Write out each line from the data below that includes the word "tranne".

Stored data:
-------
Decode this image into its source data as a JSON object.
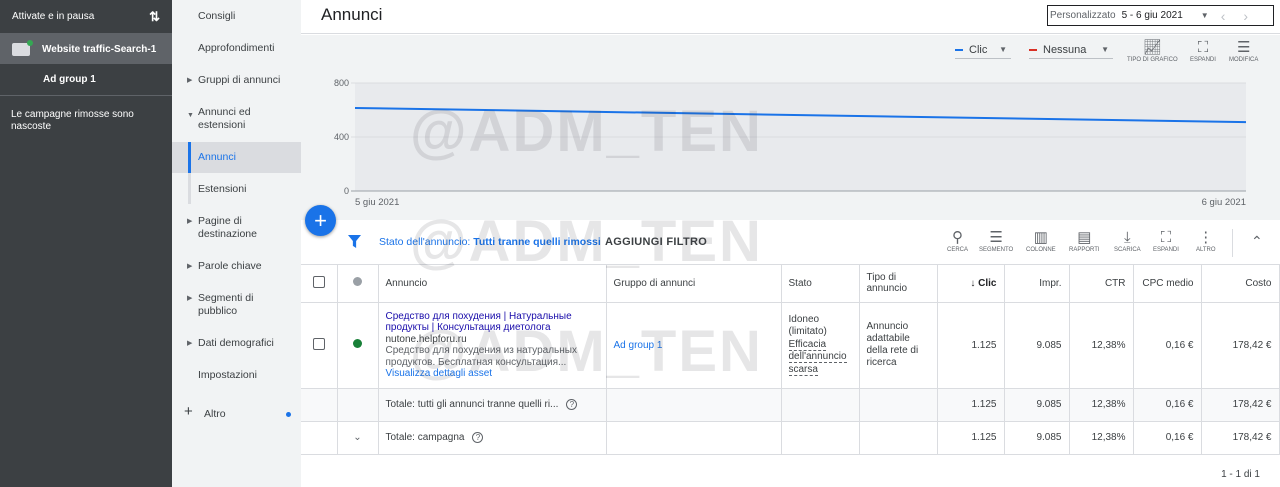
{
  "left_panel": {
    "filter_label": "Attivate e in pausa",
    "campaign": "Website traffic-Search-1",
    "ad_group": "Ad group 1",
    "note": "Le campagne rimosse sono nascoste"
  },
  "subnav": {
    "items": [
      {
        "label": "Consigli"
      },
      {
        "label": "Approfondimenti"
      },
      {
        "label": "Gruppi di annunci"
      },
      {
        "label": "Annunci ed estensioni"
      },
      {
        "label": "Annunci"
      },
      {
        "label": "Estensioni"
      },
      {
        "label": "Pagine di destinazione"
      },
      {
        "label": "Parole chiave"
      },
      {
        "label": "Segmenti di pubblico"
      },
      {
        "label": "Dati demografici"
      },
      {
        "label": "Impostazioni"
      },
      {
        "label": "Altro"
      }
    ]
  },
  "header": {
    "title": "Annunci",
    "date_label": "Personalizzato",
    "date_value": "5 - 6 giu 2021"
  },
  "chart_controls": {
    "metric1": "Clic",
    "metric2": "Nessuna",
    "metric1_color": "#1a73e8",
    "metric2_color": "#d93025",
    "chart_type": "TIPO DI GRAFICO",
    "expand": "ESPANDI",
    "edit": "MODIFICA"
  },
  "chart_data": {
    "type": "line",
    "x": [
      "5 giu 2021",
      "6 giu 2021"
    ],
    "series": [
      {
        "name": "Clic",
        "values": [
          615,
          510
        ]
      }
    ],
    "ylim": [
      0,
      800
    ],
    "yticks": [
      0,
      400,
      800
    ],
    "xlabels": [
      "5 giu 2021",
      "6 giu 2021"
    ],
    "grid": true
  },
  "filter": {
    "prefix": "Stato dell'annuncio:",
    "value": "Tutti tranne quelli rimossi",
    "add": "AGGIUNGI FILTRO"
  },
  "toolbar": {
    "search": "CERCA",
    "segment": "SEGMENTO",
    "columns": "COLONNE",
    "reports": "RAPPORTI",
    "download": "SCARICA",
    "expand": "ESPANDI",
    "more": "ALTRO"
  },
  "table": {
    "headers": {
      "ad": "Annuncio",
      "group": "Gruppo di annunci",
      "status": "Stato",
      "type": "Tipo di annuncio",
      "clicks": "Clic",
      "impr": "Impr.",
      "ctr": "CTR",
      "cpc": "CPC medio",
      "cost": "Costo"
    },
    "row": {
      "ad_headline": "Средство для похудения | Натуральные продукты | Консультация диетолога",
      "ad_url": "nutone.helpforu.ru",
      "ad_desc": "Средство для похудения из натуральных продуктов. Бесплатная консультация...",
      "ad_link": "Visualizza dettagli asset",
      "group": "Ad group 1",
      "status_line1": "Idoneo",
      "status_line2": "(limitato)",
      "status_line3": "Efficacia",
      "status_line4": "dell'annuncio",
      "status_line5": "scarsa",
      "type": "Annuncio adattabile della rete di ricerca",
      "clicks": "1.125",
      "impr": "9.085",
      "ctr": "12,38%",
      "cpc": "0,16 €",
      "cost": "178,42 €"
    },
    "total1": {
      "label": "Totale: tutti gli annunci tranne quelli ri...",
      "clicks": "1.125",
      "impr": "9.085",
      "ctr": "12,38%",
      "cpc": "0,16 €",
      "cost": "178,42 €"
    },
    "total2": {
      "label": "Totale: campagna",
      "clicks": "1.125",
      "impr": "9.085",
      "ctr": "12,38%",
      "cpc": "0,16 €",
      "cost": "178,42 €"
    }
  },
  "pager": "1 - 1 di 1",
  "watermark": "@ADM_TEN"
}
-------
Correct response:
    "value": "Tutti tranne quelli rimossi",
      "label": "Totale: tutti gli annunci tranne quelli ri...",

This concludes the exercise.